Task goal: Transcribe the full listing below exactly.

[Extracted data entries]
--------

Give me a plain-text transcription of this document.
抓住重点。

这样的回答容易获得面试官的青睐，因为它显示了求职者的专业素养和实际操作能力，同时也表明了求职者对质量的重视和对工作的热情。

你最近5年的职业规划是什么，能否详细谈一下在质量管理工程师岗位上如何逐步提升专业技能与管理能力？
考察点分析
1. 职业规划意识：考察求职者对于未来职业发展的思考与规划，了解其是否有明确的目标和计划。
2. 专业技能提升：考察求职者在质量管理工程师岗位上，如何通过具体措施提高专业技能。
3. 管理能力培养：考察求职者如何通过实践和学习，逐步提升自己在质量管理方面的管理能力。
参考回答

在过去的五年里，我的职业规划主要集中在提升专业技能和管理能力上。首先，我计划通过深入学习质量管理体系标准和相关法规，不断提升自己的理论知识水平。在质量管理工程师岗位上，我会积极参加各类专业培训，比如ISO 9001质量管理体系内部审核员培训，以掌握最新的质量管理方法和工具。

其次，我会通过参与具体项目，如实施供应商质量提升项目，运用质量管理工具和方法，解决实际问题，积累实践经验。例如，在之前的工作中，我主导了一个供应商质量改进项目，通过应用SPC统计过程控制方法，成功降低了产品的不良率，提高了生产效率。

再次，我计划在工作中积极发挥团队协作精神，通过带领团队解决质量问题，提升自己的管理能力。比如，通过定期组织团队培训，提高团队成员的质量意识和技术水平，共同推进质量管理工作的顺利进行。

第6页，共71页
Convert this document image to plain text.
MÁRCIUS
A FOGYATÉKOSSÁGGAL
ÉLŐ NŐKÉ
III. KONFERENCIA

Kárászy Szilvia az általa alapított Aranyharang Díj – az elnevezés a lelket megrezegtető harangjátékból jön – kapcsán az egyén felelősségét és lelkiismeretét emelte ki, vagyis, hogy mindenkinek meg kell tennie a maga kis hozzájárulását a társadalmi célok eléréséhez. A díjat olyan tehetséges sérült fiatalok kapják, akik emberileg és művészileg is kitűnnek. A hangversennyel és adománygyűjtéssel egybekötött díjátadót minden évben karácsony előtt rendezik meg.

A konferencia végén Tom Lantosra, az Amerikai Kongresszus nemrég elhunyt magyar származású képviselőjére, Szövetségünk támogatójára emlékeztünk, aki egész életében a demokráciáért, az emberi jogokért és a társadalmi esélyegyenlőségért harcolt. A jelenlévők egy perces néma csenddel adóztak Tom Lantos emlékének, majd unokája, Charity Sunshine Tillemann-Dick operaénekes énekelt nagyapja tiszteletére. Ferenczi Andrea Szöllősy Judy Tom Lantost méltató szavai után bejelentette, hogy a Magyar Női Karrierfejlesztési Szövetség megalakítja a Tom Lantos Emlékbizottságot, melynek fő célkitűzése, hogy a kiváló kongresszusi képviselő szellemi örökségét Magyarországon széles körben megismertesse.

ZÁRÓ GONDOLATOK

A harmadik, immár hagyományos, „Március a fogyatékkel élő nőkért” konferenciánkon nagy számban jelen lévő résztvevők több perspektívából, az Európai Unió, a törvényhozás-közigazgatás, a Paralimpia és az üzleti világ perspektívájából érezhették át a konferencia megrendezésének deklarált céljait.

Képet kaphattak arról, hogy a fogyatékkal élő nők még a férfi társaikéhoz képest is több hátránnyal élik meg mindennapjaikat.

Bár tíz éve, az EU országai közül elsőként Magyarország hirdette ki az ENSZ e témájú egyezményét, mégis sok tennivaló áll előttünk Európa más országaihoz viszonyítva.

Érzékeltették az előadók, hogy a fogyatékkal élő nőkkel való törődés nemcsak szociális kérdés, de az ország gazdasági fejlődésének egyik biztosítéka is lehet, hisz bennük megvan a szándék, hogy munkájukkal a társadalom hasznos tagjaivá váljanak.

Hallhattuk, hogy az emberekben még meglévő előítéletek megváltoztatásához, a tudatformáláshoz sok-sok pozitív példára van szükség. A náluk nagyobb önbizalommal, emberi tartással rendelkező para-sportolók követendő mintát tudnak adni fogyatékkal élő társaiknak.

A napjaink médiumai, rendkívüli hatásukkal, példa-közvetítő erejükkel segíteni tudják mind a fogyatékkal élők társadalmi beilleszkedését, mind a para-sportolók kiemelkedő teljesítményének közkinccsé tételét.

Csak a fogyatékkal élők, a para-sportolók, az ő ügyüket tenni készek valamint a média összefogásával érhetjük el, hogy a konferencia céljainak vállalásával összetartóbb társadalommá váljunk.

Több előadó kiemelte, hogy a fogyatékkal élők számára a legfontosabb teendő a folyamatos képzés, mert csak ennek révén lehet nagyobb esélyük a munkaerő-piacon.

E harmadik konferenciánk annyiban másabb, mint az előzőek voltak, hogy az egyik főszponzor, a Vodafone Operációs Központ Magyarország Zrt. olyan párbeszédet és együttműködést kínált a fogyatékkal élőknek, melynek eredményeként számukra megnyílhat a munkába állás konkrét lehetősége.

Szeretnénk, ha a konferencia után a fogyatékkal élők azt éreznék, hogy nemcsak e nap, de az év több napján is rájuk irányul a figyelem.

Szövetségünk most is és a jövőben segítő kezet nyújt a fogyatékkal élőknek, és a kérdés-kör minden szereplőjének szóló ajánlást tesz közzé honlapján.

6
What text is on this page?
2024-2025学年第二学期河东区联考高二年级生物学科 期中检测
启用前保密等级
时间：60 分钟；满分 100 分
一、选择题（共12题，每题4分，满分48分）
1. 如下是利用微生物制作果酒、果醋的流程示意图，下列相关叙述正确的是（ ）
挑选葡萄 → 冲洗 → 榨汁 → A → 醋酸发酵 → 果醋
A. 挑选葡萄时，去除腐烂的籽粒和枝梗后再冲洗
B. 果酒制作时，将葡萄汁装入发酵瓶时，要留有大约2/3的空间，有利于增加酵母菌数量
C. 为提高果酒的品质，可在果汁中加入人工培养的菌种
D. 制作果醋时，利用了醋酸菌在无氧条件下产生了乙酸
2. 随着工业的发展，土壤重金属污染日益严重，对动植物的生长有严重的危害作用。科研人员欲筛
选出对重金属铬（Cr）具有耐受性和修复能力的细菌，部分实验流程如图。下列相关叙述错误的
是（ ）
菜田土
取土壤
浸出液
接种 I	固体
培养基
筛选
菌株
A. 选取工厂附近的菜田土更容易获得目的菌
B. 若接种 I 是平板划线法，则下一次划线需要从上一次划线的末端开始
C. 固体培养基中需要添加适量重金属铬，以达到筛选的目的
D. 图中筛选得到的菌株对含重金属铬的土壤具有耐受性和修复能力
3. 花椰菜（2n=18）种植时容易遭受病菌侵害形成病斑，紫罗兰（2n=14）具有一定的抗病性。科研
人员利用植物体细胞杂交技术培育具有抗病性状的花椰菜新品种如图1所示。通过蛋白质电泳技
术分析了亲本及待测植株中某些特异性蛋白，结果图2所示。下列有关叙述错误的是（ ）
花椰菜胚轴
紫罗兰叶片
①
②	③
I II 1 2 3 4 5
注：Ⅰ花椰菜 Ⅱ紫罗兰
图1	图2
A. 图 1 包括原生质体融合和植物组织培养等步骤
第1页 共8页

--------

In response:
Give me a plain-text transcription of this document.
抓住重点。

这样的回答容易获得面试官的青睐，因为它显示了求职者的专业素养和实际操作能力，同时也表明了求职者对质量的重视和对工作的热情。

你最近5年的职业规划是什么，能否详细谈一下在质量管理工程师岗位上如何逐步提升专业技能与管理能力？
考察点分析
1. 职业规划意识：考察求职者对于未来职业发展的思考与规划，了解其是否有明确的目标和计划。
2. 专业技能提升：考察求职者在质量管理工程师岗位上，如何通过具体措施提高专业技能。
3. 管理能力培养：考察求职者如何通过实践和学习，逐步提升自己在质量管理方面的管理能力。
参考回答

在过去的五年里，我的职业规划主要集中在提升专业技能和管理能力上。首先，我计划通过深入学习质量管理体系标准和相关法规，不断提升自己的理论知识水平。在质量管理工程师岗位上，我会积极参加各类专业培训，比如ISO 9001质量管理体系内部审核员培训，以掌握最新的质量管理方法和工具。

其次，我会通过参与具体项目，如实施供应商质量提升项目，运用质量管理工具和方法，解决实际问题，积累实践经验。例如，在之前的工作中，我主导了一个供应商质量改进项目，通过应用SPC统计过程控制方法，成功降低了产品的不良率，提高了生产效率。

再次，我计划在工作中积极发挥团队协作精神，通过带领团队解决质量问题，提升自己的管理能力。比如，通过定期组织团队培训，提高团队成员的质量意识和技术水平，共同推进质量管理工作的顺利进行。

第6页，共71页
Convert this document image to plain text.
MÁRCIUS
A FOGYATÉKOSSÁGGAL
ÉLŐ NŐKÉ
III. KONFERENCIA

Kárászy Szilvia az általa alapított Aranyharang Díj – az elnevezés a lelket megrezegtető harangjátékból jön – kapcsán az egyén felelősségét és lelkiismeretét emelte ki, vagyis, hogy mindenkinek meg kell tennie a maga kis hozzájárulását a társadalmi célok eléréséhez. A díjat olyan tehetséges sérült fiatalok kapják, akik emberileg és művészileg is kitűnnek. A hangversennyel és adománygyűjtéssel egybekötött díjátadót minden évben karácsony előtt rendezik meg.

A konferencia végén Tom Lantosra, az Amerikai Kongresszus nemrég elhunyt magyar származású képviselőjére, Szövetségünk támogatójára emlékeztünk, aki egész életében a demokráciáért, az emberi jogokért és a társadalmi esélyegyenlőségért harcolt. A jelenlévők egy perces néma csenddel adóztak Tom Lantos emlékének, majd unokája, Charity Sunshine Tillemann-Dick operaénekes énekelt nagyapja tiszteletére. Ferenczi Andrea Szöllősy Judy Tom Lantost méltató szavai után bejelentette, hogy a Magyar Női Karrierfejlesztési Szövetség megalakítja a Tom Lantos Emlékbizottságot, melynek fő célkitűzése, hogy a kiváló kongresszusi képviselő szellemi örökségét Magyarországon széles körben megismertesse.

ZÁRÓ GONDOLATOK

A harmadik, immár hagyományos, „Március a fogyatékkel élő nőkért” konferenciánkon nagy számban jelen lévő résztvevők több perspektívából, az Európai Unió, a törvényhozás-közigazgatás, a Paralimpia és az üzleti világ perspektívájából érezhették át a konferencia megrendezésének deklarált céljait.

Képet kaphattak arról, hogy a fogyatékkal élő nők még a férfi társaikéhoz képest is több hátránnyal élik meg mindennapjaikat.

Bár tíz éve, az EU országai közül elsőként Magyarország hirdette ki az ENSZ e témájú egyezményét, mégis sok tennivaló áll előttünk Európa más országaihoz viszonyítva.

Érzékeltették az előadók, hogy a fogyatékkal élő nőkkel való törődés nemcsak szociális kérdés, de az ország gazdasági fejlődésének egyik biztosítéka is lehet, hisz bennük megvan a szándék, hogy munkájukkal a társadalom hasznos tagjaivá váljanak.

Hallhattuk, hogy az emberekben még meglévő előítéletek megváltoztatásához, a tudatformáláshoz sok-sok pozitív példára van szükség. A náluk nagyobb önbizalommal, emberi tartással rendelkező para-sportolók követendő mintát tudnak adni fogyatékkal élő társaiknak.

A napjaink médiumai, rendkívüli hatásukkal, példa-közvetítő erejükkel segíteni tudják mind a fogyatékkal élők társadalmi beilleszkedését, mind a para-sportolók kiemelkedő teljesítményének közkinccsé tételét.

Csak a fogyatékkal élők, a para-sportolók, az ő ügyüket tenni készek valamint a média összefogásával érhetjük el, hogy a konferencia céljainak vállalásával összetartóbb társadalommá váljunk.

Több előadó kiemelte, hogy a fogyatékkal élők számára a legfontosabb teendő a folyamatos képzés, mert csak ennek révén lehet nagyobb esélyük a munkaerő-piacon.

E harmadik konferenciánk annyiban másabb, mint az előzőek voltak, hogy az egyik főszponzor, a Vodafone Operációs Központ Magyarország Zrt. olyan párbeszédet és együttműködést kínált a fogyatékkal élőknek, melynek eredményeként számukra megnyílhat a munkába állás konkrét lehetősége.

Szeretnénk, ha a konferencia után a fogyatékkal élők azt éreznék, hogy nemcsak e nap, de az év több napján is rájuk irányul a figyelem.

Szövetségünk most is és a jövőben segítő kezet nyújt a fogyatékkal élőknek, és a kérdés-kör minden szereplőjének szóló ajánlást tesz közzé honlapján.

6
What text is on this page?
2024-2025学年第二学期河东区联考高二年级生物学科 期中检测
启用前保密等级
时间：60 分钟；满分 100 分
一、选择题（共12题，每题4分，满分48分）
1. 如下是利用微生物制作果酒、果醋的流程示意图，下列相关叙述正确的是（ ）
挑选葡萄 → 冲洗 → 榨汁 → A → 醋酸发酵 → 果醋
A. 挑选葡萄时，去除腐烂的籽粒和枝梗后再冲洗
B. 果酒制作时，将葡萄汁装入发酵瓶时，要留有大约2/3的空间，有利于增加酵母菌数量
C. 为提高果酒的品质，可在果汁中加入人工培养的菌种
D. 制作果醋时，利用了醋酸菌在无氧条件下产生了乙酸
2. 随着工业的发展，土壤重金属污染日益严重，对动植物的生长有严重的危害作用。科研人员欲筛
选出对重金属铬（Cr）具有耐受性和修复能力的细菌，部分实验流程如图。下列相关叙述错误的
是（ ）
菜田土
取土壤
浸出液
接种 I	固体
培养基
筛选
菌株
A. 选取工厂附近的菜田土更容易获得目的菌
B. 若接种 I 是平板划线法，则下一次划线需要从上一次划线的末端开始
C. 固体培养基中需要添加适量重金属铬，以达到筛选的目的
D. 图中筛选得到的菌株对含重金属铬的土壤具有耐受性和修复能力
3. 花椰菜（2n=18）种植时容易遭受病菌侵害形成病斑，紫罗兰（2n=14）具有一定的抗病性。科研
人员利用植物体细胞杂交技术培育具有抗病性状的花椰菜新品种如图1所示。通过蛋白质电泳技
术分析了亲本及待测植株中某些特异性蛋白，结果图2所示。下列有关叙述错误的是（ ）
花椰菜胚轴
紫罗兰叶片
①
②	③
I II 1 2 3 4 5
注：Ⅰ花椰菜 Ⅱ紫罗兰
图1	图2
A. 图 1 包括原生质体融合和植物组织培养等步骤
第1页 共8页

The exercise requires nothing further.